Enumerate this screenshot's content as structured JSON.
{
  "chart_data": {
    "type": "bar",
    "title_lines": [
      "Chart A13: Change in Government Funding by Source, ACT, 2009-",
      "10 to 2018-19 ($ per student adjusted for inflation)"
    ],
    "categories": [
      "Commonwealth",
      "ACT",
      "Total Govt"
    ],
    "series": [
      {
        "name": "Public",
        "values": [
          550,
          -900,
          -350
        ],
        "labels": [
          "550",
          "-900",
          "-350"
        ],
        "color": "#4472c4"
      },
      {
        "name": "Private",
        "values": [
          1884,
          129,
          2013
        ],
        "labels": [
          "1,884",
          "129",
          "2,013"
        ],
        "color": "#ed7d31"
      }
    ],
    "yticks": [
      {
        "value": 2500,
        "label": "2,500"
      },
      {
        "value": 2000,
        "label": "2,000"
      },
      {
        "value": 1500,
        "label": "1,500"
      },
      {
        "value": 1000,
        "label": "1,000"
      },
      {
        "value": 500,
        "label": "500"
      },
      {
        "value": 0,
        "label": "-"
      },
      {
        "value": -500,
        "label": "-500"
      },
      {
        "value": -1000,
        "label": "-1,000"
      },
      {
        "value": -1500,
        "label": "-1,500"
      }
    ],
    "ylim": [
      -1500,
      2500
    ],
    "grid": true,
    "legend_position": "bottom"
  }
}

• WRITTEN REQUEST: Extract each record, keeping it identical to the original.

• EXPECTED ANSWER:
Enumerate this screenshot's content as structured JSON.
{
  "chart_data": {
    "type": "bar",
    "title_lines": [
      "Chart A13: Change in Government Funding by Source, ACT, 2009-",
      "10 to 2018-19 ($ per student adjusted for inflation)"
    ],
    "categories": [
      "Commonwealth",
      "ACT",
      "Total Govt"
    ],
    "series": [
      {
        "name": "Public",
        "values": [
          550,
          -900,
          -350
        ],
        "labels": [
          "550",
          "-900",
          "-350"
        ],
        "color": "#4472c4"
      },
      {
        "name": "Private",
        "values": [
          1884,
          129,
          2013
        ],
        "labels": [
          "1,884",
          "129",
          "2,013"
        ],
        "color": "#ed7d31"
      }
    ],
    "yticks": [
      {
        "value": 2500,
        "label": "2,500"
      },
      {
        "value": 2000,
        "label": "2,000"
      },
      {
        "value": 1500,
        "label": "1,500"
      },
      {
        "value": 1000,
        "label": "1,000"
      },
      {
        "value": 500,
        "label": "500"
      },
      {
        "value": 0,
        "label": "-"
      },
      {
        "value": -500,
        "label": "-500"
      },
      {
        "value": -1000,
        "label": "-1,000"
      },
      {
        "value": -1500,
        "label": "-1,500"
      }
    ],
    "ylim": [
      -1500,
      2500
    ],
    "grid": true,
    "legend_position": "bottom"
  }
}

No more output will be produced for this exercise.